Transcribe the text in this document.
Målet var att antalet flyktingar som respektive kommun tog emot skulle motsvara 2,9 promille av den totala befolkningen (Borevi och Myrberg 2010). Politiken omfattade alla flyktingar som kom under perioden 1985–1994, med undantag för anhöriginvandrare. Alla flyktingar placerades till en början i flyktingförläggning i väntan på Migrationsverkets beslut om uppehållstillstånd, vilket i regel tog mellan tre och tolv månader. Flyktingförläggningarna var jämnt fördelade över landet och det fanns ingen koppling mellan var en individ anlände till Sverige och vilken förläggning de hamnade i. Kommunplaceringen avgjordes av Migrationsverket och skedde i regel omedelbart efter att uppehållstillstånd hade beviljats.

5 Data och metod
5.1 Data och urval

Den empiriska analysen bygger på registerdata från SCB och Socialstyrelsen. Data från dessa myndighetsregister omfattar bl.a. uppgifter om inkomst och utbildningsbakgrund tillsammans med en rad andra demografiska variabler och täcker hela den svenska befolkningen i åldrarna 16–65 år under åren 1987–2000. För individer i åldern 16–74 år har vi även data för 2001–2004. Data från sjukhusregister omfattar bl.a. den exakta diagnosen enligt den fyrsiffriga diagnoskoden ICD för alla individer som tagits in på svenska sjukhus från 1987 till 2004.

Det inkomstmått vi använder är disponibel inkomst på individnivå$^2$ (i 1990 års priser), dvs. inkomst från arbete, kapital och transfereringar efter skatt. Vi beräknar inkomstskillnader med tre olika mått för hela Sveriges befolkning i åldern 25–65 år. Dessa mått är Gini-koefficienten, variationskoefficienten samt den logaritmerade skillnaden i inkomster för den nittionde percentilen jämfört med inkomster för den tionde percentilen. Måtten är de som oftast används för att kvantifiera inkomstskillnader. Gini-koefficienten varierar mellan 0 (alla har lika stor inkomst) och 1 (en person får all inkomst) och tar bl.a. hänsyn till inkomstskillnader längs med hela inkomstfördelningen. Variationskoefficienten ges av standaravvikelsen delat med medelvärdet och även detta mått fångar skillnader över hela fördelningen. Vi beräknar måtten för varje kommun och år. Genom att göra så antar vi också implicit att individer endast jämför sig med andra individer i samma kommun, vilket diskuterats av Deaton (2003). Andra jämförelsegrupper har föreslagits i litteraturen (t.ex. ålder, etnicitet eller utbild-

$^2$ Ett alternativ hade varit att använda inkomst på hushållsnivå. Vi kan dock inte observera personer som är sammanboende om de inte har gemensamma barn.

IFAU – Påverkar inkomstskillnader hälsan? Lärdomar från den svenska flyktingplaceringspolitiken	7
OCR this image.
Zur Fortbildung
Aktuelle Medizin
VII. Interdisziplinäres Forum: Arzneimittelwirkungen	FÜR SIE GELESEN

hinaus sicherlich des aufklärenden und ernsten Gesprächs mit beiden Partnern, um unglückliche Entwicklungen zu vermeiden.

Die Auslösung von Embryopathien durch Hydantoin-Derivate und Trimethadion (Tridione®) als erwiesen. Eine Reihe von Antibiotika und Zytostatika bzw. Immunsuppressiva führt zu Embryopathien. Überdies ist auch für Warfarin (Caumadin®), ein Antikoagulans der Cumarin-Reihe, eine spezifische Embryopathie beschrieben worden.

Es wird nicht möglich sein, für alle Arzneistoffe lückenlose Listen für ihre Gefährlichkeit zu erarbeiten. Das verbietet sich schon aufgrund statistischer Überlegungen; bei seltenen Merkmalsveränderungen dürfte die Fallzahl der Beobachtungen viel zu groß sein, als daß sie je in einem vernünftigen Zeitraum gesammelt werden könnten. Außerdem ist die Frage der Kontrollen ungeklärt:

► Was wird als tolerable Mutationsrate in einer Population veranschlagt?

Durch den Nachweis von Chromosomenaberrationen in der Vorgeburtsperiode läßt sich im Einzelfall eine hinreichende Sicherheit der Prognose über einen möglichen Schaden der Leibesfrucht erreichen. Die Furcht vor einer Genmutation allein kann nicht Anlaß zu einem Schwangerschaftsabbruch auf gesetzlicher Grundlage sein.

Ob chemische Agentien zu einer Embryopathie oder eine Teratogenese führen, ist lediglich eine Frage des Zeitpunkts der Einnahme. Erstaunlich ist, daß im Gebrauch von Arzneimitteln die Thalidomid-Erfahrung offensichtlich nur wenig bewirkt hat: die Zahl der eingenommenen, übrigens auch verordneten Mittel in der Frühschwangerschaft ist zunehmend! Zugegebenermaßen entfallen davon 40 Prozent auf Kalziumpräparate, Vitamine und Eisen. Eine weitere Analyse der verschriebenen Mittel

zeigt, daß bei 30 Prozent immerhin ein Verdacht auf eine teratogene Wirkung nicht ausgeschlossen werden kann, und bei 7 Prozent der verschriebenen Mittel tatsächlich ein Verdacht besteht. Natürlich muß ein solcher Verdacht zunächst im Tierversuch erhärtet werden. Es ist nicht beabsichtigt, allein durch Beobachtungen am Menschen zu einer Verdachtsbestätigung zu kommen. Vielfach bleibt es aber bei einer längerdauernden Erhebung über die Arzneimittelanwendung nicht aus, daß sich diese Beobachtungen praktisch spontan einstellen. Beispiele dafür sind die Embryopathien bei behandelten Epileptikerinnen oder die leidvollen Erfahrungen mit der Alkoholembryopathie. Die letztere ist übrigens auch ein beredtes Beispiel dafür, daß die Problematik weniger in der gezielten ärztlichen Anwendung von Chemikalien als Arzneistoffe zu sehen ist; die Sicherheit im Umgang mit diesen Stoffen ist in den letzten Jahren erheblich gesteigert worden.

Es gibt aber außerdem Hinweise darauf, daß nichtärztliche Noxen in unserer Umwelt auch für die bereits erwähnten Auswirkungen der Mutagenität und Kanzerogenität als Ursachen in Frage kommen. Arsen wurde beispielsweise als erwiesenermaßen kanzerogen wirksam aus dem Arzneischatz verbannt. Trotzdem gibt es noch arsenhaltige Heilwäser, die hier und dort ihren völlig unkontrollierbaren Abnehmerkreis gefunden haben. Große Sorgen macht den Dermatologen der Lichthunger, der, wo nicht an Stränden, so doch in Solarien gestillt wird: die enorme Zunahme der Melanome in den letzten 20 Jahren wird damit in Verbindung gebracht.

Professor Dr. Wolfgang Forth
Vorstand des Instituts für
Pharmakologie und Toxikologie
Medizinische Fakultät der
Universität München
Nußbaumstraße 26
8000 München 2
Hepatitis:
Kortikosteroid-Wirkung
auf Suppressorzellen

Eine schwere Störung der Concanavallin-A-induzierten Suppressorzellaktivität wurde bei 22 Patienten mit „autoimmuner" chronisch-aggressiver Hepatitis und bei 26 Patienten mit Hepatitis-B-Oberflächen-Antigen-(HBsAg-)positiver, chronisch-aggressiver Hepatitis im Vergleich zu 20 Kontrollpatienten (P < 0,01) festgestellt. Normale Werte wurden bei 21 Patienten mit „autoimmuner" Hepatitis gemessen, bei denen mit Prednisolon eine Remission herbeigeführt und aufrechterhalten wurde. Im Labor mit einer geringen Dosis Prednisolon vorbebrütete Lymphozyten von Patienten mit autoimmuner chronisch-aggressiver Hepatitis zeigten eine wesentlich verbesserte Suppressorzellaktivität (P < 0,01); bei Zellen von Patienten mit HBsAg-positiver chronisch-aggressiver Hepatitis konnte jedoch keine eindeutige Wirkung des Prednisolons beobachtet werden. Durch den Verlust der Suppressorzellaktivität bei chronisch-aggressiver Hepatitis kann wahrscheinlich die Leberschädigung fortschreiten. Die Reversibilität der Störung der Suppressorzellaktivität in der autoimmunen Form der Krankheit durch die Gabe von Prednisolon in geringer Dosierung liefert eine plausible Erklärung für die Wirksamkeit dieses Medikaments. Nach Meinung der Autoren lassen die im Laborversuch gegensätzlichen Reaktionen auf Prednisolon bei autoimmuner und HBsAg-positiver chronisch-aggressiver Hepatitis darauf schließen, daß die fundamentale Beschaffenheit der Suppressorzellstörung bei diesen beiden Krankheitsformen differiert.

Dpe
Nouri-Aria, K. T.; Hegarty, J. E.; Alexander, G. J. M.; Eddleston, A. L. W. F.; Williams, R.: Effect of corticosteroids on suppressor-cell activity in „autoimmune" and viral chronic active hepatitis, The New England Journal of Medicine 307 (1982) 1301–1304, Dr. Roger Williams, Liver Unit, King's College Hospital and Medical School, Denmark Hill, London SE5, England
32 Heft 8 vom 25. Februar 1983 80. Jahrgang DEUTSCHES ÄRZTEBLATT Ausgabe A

◆ WHAT YOU NEED TO DO
Which lines above hold the string "München"? Please copy all of them.

◆ TASK SOLUTION
Universität München
8000 München 2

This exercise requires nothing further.